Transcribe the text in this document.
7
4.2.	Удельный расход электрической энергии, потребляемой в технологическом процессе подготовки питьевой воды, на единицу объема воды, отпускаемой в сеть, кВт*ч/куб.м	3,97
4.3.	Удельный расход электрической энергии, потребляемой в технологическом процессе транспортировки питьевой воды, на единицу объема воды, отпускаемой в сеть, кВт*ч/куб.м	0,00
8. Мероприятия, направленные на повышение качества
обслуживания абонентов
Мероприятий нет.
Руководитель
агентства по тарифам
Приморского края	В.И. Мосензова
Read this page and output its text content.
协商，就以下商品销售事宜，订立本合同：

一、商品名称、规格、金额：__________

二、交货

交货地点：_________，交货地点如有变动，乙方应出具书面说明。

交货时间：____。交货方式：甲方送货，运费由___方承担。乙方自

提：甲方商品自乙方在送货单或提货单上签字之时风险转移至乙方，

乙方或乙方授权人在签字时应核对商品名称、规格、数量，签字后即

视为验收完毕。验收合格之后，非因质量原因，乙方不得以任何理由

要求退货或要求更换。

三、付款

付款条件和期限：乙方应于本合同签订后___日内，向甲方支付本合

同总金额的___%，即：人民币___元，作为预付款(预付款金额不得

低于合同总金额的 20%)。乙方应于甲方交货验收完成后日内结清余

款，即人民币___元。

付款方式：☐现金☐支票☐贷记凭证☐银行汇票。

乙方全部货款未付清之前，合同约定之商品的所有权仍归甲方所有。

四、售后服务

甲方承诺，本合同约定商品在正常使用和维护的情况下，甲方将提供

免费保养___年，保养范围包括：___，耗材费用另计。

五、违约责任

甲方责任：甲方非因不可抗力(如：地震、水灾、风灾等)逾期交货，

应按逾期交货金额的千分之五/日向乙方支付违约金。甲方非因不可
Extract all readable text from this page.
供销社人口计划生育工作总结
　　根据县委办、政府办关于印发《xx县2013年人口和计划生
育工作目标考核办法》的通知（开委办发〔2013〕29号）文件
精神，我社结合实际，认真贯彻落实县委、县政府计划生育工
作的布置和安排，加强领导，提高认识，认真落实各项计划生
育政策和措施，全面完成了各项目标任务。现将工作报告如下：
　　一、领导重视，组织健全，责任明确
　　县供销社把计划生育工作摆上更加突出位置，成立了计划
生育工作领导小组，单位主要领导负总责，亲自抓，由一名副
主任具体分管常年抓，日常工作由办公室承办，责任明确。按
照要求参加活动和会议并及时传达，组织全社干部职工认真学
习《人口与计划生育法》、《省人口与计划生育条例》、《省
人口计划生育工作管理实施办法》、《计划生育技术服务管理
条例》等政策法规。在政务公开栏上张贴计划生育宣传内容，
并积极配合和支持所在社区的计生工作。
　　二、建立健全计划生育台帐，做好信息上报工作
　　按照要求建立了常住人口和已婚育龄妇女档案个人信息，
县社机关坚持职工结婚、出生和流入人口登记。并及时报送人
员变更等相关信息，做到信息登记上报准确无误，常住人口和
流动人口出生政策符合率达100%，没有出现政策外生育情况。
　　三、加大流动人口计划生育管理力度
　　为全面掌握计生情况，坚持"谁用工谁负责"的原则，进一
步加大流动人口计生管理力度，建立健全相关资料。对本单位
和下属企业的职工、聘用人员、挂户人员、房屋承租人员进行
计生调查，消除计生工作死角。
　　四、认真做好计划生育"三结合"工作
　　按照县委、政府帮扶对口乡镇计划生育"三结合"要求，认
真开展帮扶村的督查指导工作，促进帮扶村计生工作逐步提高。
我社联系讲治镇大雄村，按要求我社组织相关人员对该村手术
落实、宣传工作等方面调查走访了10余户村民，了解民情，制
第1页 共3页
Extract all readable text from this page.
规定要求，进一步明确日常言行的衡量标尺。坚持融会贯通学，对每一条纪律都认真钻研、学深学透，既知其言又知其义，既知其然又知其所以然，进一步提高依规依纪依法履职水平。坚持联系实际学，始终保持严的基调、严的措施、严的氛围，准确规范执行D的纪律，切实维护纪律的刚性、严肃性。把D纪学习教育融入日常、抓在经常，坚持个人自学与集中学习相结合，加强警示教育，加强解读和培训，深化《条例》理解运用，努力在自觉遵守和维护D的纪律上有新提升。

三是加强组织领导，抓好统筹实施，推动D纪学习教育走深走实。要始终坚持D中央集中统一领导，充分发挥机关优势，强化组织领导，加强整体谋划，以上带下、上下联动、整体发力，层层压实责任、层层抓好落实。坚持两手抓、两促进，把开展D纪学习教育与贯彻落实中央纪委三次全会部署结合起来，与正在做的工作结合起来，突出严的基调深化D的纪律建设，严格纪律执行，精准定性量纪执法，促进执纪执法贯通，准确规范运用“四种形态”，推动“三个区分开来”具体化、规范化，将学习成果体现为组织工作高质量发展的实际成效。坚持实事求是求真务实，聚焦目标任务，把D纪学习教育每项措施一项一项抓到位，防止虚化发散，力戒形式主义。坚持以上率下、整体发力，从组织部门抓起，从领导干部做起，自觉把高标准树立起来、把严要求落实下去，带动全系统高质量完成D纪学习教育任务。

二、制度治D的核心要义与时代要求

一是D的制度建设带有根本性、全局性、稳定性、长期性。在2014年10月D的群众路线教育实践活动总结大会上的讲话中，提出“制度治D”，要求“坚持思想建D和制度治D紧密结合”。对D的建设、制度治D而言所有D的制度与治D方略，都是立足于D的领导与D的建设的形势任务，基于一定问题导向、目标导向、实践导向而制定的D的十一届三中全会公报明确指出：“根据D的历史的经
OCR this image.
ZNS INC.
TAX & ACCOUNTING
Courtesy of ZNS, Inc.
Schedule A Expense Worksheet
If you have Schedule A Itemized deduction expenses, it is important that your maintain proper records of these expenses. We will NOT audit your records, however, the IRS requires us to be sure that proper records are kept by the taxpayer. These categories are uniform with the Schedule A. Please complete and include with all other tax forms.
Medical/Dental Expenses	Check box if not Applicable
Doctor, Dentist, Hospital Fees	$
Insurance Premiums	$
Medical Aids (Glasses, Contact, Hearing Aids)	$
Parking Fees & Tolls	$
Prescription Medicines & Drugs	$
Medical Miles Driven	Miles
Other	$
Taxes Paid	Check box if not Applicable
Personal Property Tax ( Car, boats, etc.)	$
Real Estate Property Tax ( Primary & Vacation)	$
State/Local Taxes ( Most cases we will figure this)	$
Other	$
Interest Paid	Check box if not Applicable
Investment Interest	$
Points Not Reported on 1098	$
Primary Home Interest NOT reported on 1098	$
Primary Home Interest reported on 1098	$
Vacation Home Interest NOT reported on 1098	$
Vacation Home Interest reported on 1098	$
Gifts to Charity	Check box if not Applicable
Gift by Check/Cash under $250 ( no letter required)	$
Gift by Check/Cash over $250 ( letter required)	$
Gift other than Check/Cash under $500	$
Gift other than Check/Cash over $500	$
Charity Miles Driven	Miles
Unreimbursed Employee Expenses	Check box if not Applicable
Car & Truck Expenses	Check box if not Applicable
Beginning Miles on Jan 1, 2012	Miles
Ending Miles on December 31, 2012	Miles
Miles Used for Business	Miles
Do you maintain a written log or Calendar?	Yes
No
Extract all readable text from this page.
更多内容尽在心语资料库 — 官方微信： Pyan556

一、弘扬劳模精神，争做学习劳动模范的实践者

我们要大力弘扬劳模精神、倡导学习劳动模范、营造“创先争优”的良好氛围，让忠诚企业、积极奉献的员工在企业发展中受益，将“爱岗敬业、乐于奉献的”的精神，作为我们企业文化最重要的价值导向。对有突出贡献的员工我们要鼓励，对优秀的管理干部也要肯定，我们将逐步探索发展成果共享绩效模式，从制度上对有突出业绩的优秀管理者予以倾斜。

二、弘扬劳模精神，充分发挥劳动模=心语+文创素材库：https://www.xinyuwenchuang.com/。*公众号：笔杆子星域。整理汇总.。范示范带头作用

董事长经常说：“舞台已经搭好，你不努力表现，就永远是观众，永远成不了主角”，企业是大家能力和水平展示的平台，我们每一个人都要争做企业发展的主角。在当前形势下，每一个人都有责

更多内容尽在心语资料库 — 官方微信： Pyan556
◆ ◆ ◆ ◆
▸ **WHAT IS NEEDED**
Reproduce exactly the line that holds "OCR this image.", then every line after it, ending with the final line of the records above.

▸ **OUTPUT FOR THIS EXERCISE**
OCR this image.
ZNS INC.
TAX & ACCOUNTING
Courtesy of ZNS, Inc.
Schedule A Expense Worksheet
If you have Schedule A Itemized deduction expenses, it is important that your maintain proper records of these expenses. We will NOT audit your records, however, the IRS requires us to be sure that proper records are kept by the taxpayer. These categories are uniform with the Schedule A. Please complete and include with all other tax forms.
Medical/Dental Expenses	Check box if not Applicable
Doctor, Dentist, Hospital Fees	$
Insurance Premiums	$
Medical Aids (Glasses, Contact, Hearing Aids)	$
Parking Fees & Tolls	$
Prescription Medicines & Drugs	$
Medical Miles Driven	Miles
Other	$
Taxes Paid	Check box if not Applicable
Personal Property Tax ( Car, boats, etc.)	$
Real Estate Property Tax ( Primary & Vacation)	$
State/Local Taxes ( Most cases we will figure this)	$
Other	$
Interest Paid	Check box if not Applicable
Investment Interest	$
Points Not Reported on 1098	$
Primary Home Interest NOT reported on 1098	$
Primary Home Interest reported on 1098	$
Vacation Home Interest NOT reported on 1098	$
Vacation Home Interest reported on 1098	$
Gifts to Charity	Check box if not Applicable
Gift by Check/Cash under $250 ( no letter required)	$
Gift by Check/Cash over $250 ( letter required)	$
Gift other than Check/Cash under $500	$
Gift other than Check/Cash over $500	$
Charity Miles Driven	Miles
Unreimbursed Employee Expenses	Check box if not Applicable
Car & Truck Expenses	Check box if not Applicable
Beginning Miles on Jan 1, 2012	Miles
Ending Miles on December 31, 2012	Miles
Miles Used for Business	Miles
Do you maintain a written log or Calendar?	Yes
No
Extract all readable text from this page.
更多内容尽在心语资料库 — 官方微信： Pyan556

一、弘扬劳模精神，争做学习劳动模范的实践者

我们要大力弘扬劳模精神、倡导学习劳动模范、营造“创先争优”的良好氛围，让忠诚企业、积极奉献的员工在企业发展中受益，将“爱岗敬业、乐于奉献的”的精神，作为我们企业文化最重要的价值导向。对有突出贡献的员工我们要鼓励，对优秀的管理干部也要肯定，我们将逐步探索发展成果共享绩效模式，从制度上对有突出业绩的优秀管理者予以倾斜。

二、弘扬劳模精神，充分发挥劳动模=心语+文创素材库：https://www.xinyuwenchuang.com/。*公众号：笔杆子星域。整理汇总.。范示范带头作用

董事长经常说：“舞台已经搭好，你不努力表现，就永远是观众，永远成不了主角”，企业是大家能力和水平展示的平台，我们每一个人都要争做企业发展的主角。在当前形势下，每一个人都有责

更多内容尽在心语资料库 — 官方微信： Pyan556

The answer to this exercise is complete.